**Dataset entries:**
+-------+
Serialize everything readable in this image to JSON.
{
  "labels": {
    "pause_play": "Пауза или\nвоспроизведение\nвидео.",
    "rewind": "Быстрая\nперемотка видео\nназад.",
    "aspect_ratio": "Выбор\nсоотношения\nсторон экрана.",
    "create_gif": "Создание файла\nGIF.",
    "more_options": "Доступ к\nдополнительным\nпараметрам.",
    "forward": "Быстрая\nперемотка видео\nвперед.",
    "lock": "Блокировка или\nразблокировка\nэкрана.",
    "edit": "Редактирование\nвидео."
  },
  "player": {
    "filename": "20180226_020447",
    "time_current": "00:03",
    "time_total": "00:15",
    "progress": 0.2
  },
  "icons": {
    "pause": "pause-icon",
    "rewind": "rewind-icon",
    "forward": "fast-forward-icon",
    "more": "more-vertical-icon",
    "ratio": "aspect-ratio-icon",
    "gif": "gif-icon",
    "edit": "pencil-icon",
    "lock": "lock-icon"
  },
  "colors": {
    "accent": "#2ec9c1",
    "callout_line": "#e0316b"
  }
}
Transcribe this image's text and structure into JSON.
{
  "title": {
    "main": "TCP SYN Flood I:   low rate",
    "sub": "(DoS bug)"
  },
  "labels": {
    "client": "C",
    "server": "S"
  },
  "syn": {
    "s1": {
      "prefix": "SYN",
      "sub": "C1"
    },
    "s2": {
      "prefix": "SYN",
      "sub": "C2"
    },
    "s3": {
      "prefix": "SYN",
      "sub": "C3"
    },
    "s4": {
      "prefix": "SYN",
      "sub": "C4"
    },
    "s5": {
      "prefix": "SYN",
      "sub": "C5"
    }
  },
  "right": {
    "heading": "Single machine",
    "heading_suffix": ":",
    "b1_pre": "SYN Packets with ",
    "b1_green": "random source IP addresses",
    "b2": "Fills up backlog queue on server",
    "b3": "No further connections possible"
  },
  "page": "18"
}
+-------+
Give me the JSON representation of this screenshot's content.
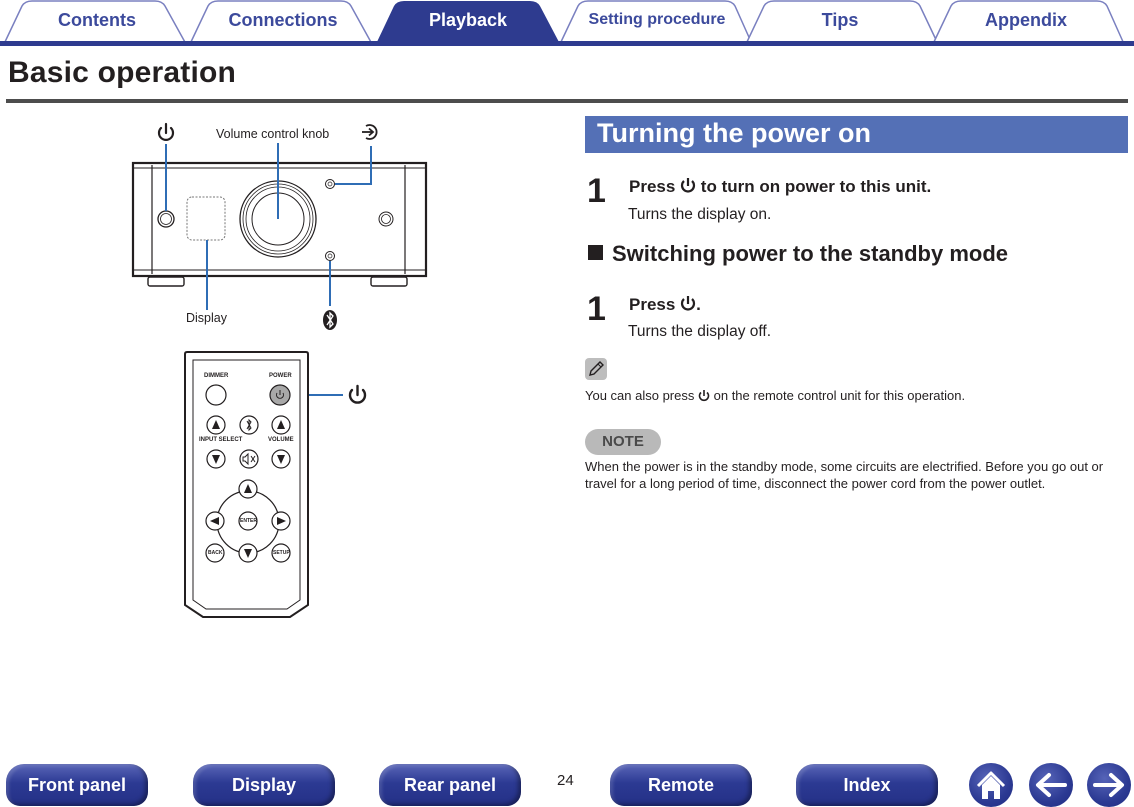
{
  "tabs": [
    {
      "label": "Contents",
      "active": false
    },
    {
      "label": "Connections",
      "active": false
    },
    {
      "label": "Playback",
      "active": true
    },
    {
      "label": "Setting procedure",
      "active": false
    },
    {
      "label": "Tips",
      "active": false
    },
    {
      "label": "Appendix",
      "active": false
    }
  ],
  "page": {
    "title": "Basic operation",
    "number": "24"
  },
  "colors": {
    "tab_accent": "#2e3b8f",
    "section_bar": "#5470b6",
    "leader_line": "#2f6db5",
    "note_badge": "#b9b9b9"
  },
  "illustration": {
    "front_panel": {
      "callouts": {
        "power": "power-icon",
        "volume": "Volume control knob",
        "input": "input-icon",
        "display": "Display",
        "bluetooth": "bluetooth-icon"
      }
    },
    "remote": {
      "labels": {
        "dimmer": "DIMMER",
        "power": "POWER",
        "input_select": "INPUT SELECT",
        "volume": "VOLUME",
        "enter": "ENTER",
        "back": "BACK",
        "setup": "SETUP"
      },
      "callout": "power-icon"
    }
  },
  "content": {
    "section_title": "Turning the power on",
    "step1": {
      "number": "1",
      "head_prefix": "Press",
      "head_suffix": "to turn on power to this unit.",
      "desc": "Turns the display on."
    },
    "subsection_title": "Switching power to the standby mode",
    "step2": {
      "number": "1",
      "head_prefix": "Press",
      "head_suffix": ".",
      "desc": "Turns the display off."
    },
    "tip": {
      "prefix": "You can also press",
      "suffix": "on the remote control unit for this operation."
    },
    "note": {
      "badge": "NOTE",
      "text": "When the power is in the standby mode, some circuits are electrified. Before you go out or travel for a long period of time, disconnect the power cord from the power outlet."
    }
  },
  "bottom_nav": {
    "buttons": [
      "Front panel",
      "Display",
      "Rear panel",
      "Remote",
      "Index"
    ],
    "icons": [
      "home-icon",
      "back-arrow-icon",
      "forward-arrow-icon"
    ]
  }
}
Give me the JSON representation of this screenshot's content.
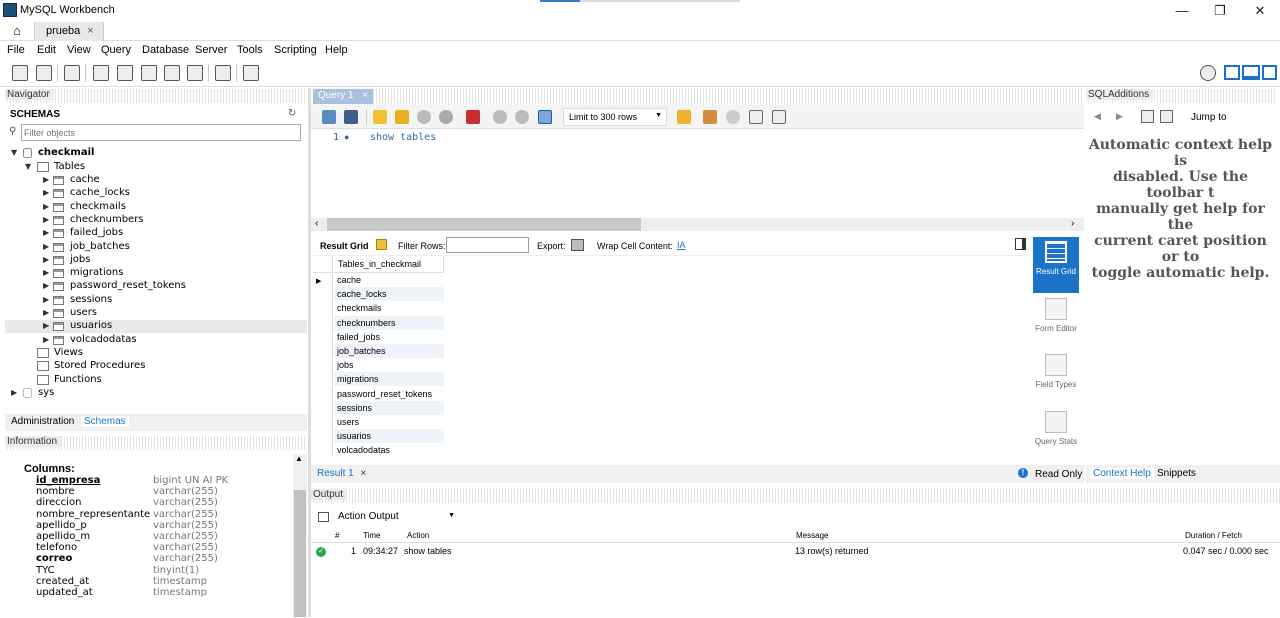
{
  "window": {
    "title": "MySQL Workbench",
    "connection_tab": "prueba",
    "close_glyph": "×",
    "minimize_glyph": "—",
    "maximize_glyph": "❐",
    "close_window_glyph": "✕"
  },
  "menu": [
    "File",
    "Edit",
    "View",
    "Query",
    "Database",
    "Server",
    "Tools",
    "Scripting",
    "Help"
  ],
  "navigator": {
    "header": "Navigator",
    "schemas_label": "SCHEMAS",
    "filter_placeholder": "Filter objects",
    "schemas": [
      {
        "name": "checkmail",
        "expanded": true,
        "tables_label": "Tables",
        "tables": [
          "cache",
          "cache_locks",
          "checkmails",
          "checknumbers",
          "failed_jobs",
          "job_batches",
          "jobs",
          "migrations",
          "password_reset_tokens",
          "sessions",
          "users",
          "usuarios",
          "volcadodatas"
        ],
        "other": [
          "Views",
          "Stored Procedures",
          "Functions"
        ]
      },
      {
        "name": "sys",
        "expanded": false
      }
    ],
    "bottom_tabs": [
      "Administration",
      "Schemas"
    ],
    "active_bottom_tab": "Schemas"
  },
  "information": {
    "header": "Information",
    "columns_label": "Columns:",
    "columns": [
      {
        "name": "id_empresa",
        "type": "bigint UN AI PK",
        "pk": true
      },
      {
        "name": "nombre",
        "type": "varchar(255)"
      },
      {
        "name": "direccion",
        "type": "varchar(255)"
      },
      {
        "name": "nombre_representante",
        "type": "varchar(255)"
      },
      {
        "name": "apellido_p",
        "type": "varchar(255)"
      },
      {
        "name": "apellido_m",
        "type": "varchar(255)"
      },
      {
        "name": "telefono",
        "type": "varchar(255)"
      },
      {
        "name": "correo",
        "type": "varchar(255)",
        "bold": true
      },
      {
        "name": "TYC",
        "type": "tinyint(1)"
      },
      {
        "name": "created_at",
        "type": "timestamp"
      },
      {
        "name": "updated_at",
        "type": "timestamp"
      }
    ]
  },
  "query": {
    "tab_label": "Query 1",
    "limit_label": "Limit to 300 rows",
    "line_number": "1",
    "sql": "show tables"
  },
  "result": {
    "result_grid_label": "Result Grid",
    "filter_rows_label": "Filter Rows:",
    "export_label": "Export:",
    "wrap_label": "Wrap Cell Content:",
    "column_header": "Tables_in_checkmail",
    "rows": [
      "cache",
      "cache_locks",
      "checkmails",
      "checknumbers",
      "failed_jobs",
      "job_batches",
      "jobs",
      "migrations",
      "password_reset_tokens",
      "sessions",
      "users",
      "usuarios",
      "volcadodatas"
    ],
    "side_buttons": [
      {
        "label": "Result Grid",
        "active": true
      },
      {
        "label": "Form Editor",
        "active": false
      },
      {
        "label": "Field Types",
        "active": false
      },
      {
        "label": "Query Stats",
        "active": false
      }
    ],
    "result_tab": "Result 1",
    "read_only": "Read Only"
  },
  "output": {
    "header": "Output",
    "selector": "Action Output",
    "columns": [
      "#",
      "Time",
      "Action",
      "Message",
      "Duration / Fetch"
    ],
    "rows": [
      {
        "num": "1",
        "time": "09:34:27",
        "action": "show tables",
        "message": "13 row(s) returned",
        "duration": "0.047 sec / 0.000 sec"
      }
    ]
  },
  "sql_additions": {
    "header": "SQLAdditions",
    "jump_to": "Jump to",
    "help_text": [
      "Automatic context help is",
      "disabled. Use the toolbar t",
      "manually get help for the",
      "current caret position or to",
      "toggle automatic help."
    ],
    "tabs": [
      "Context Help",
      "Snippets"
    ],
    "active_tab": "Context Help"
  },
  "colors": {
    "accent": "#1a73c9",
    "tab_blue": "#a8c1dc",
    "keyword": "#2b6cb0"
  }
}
+-------+
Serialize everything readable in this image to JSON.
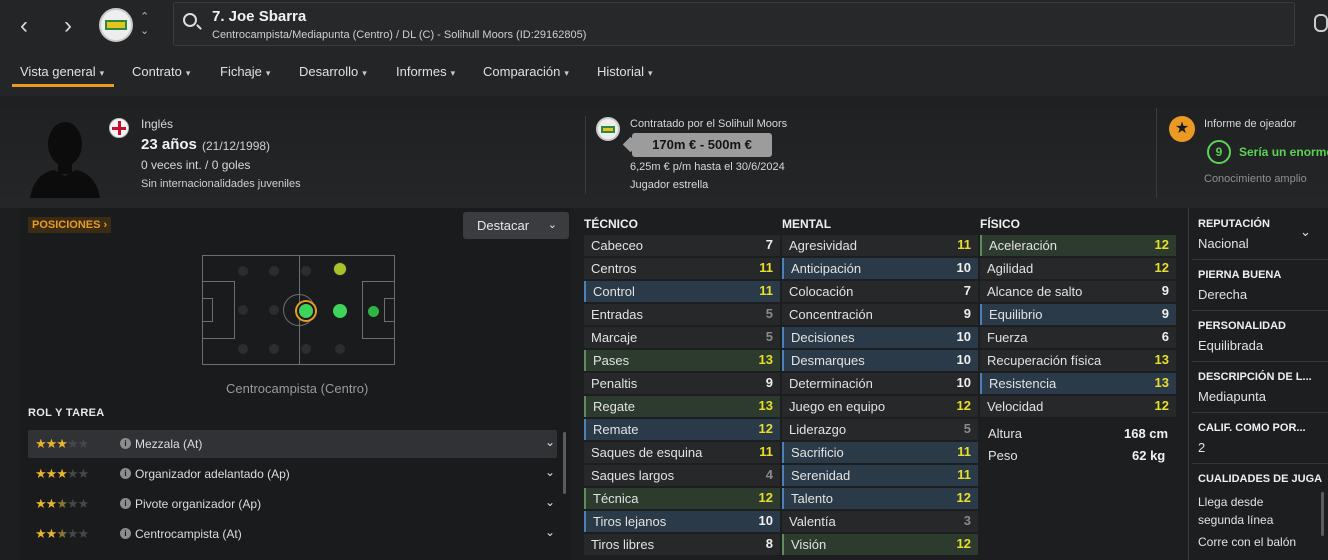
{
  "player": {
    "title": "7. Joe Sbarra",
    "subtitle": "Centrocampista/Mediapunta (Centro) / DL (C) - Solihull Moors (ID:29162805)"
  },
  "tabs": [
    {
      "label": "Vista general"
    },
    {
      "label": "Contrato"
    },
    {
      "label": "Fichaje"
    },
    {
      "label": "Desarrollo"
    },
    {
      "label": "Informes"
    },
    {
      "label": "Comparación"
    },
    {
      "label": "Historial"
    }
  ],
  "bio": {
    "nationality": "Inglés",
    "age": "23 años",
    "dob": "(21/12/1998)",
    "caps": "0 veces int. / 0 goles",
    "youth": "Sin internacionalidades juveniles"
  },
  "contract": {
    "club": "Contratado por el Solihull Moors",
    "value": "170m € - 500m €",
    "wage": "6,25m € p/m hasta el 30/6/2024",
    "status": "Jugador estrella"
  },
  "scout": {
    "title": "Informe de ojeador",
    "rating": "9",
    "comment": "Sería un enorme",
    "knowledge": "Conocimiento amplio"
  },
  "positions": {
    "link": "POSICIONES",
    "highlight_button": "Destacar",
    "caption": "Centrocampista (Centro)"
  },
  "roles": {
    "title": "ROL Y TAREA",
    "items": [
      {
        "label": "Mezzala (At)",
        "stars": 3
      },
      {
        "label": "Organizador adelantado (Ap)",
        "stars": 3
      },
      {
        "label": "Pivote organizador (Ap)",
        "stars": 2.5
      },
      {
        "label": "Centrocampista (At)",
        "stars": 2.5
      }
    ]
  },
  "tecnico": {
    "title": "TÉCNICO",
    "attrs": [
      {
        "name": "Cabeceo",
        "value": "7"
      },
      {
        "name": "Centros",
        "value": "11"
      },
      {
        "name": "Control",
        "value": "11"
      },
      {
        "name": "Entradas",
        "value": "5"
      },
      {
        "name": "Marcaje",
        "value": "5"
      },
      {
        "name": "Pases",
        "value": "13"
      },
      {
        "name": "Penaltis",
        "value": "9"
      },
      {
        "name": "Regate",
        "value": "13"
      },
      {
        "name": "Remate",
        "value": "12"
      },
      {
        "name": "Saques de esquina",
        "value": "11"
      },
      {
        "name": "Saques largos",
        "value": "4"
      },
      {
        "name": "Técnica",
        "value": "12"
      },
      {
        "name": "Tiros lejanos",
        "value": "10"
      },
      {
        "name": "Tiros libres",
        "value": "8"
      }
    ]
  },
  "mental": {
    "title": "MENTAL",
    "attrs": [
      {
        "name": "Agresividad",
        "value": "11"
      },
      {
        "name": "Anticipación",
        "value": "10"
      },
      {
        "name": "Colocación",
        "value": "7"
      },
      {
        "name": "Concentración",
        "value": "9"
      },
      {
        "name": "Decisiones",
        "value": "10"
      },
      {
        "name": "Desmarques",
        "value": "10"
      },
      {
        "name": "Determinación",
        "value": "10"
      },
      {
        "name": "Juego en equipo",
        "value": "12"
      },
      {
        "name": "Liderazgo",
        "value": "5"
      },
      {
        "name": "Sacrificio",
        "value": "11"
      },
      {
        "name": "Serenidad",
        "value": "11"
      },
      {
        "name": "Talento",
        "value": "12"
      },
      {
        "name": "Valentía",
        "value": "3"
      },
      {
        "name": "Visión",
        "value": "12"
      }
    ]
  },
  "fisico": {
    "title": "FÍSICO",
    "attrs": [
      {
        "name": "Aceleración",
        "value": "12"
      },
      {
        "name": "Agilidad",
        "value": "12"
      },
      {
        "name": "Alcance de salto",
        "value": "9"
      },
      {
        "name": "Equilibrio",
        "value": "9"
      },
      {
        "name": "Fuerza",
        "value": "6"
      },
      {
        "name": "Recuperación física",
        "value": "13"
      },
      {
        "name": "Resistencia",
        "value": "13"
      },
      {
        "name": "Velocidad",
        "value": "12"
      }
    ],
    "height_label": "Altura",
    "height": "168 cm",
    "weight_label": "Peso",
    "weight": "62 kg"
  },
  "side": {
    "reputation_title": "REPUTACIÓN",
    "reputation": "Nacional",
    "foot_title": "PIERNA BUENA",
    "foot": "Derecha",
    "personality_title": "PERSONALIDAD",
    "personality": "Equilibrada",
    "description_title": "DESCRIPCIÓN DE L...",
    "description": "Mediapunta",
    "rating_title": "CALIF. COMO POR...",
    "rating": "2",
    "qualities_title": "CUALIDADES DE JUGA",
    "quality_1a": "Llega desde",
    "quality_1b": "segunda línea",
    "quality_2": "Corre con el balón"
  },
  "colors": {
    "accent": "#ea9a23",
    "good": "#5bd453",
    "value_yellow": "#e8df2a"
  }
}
+-------+
**CHALLENGE:**
How many lines in these records hold the string "Быстрая"? Reply with the number alone.

**OUTPUT OF THE TASK:**
2